[START OF DATASET RECORDS]
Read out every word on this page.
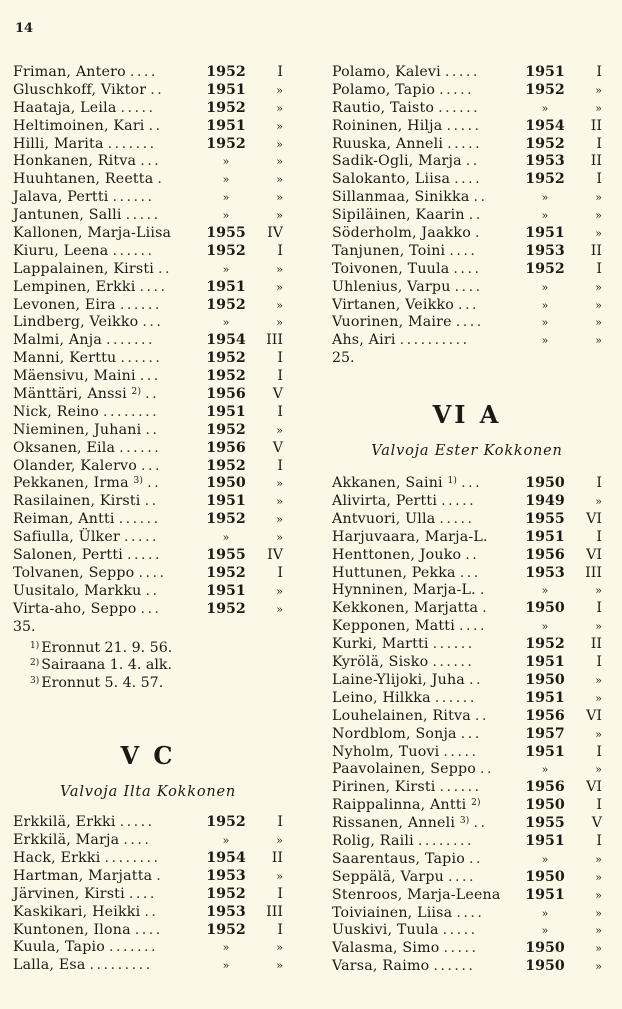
14
Friman, Antero ....	1952	I
Gluschkoff, Viktor ..	1951	»
Haataja, Leila .....	1952	»
Heltimoinen, Kari ..	1951	»
Hilli, Marita .......	1952	»
Honkanen, Ritva ...	»	»
Huuhtanen, Reetta .	»	»
Jalava, Pertti ......	»	»
Jantunen, Salli .....	»	»
Kallonen, Marja-Liisa 1955	IV
Kiuru, Leena ......	1952	I
Lappalainen, Kirsti ..	»	»
Lempinen, Erkki ....	1951	»
Levonen, Eira ......	1952	»
Lindberg, Veikko ...	»	»
Malmi, Anja .......	1954	III
Manni, Kerttu ......	1952	I
Mäensivu, Maini ...	1952	I
Mänttäri, Anssi $^{2)}$ ..	1956	V
Nick, Reino ........	1951	I
Nieminen, Juhani ..	1952	»
Oksanen, Eila ......	1956	V
Olander, Kalervo ...	1952	I
Pekkanen, Irma $^{3)}$ ..	1950	»
Rasilainen, Kirsti ..	1951	»
Reiman, Antti ......	1952	»
Safiulla, Ülker .....	»	»
Salonen, Pertti .....	1955	IV
Tolvanen, Seppo ....	1952	I
Uusitalo, Markku ..	1951	»
Virta-aho, Seppo ...	1952	»
35.
$^{1)}$ Eronnut 21. 9. 56.
$^{2)}$ Sairaana 1. 4. alk.
$^{3)}$ Eronnut 5. 4. 57.
V C
Valvoja Ilta Kokkonen
Erkkilä, Erkki .....	1952	I
Erkkilä, Marja ....	»	»
Hack, Erkki ........	1954	II
Hartman, Marjatta .	1953	»
Järvinen, Kirsti ....	1952	I
Kaskikari, Heikki ..	1953	III
Kuntonen, Ilona ....	1952	I
Kuula, Tapio .......	»	»
Lalla, Esa .........	»	»
Polamo, Kalevi .....	1951	I
Polamo, Tapio .....	1952	»
Rautio, Taisto ......	»	»
Roininen, Hilja .....	1954	II
Ruuska, Anneli .....	1952	I
Sadik-Ogli, Marja ..	1953	II
Salokanto, Liisa ....	1952	I
Sillanmaa, Sinikka ..	»	»
Sipiläinen, Kaarin ..	»	»
Söderholm, Jaakko .	1951	»
Tanjunen, Toini ....	1953	II
Toivonen, Tuula ....	1952	I
Uhlenius, Varpu ....	»	»
Virtanen, Veikko ...	»	»
Vuorinen, Maire ....	»	»
Ahs, Airi ..........	»	»
25.
VI A
Valvoja Ester Kokkonen
Akkanen, Saini $^{1)}$ ...	1950	I
Alivirta, Pertti .....	1949	»
Antvuori, Ulla .....	1955	VI
Harjuvaara, Marja-L.	1951	I
Henttonen, Jouko ..	1956	VI
Huttunen, Pekka ...	1953	III
Hynninen, Marja-L. .	»	»
Kekkonen, Marjatta .	1950	I
Kepponen, Matti ....	»	»
Kurki, Martti ......	1952	II
Kyrölä, Sisko ......	1951	I
Laine-Ylijoki, Juha ..	1950	»
Leino, Hilkka ......	1951	»
Louhelainen, Ritva ..	1956	VI
Nordblom, Sonja ...	1957	»
Nyholm, Tuovi .....	1951	I
Paavolainen, Seppo ..	»	»
Pirinen, Kirsti ......	1956	VI
Raippalinna, Antti $^{2)}$	1950	I
Rissanen, Anneli $^{3)}$ ..	1955	V
Rolig, Raili ........	1951	I
Saarentaus, Tapio ..	»	»
Seppälä, Varpu ....	1950	»
Stenroos, Marja-Leena 1951	»
Toiviainen, Liisa ....	»	»
Uuskivi, Tuula .....	»	»
Valasma, Simo .....	1950	»
Varsa, Raimo ......	1950	»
[END OF DATASET RECORDS]
GIVEN INSTRUCTION - Tally how many lines in the material above hold the word "Anneli". Write only that number.

ANSWER TO THE EXERCISE - 2